* **Your goal**
Lift out each line of the data that holds "name".

* **Data shown**
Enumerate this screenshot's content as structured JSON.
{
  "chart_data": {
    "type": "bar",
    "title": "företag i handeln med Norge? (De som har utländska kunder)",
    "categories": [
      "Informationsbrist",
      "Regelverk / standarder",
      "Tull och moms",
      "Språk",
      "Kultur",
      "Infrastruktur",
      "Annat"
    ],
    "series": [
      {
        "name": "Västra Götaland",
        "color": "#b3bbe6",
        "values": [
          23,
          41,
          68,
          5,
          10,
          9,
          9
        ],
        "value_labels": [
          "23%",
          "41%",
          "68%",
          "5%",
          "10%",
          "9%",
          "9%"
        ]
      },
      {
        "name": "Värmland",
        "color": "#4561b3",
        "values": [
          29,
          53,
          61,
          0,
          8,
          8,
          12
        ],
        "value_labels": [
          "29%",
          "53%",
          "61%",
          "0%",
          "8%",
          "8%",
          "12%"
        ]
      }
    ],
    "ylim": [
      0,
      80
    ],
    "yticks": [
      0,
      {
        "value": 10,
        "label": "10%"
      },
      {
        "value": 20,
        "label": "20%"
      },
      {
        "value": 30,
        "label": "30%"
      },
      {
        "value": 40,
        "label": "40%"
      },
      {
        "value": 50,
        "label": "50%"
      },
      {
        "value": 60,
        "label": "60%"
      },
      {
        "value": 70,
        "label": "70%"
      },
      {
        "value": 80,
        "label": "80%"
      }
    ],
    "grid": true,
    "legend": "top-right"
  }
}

* **Result for this exercise**
        "name": "Västra Götaland",
        "name": "Värmland",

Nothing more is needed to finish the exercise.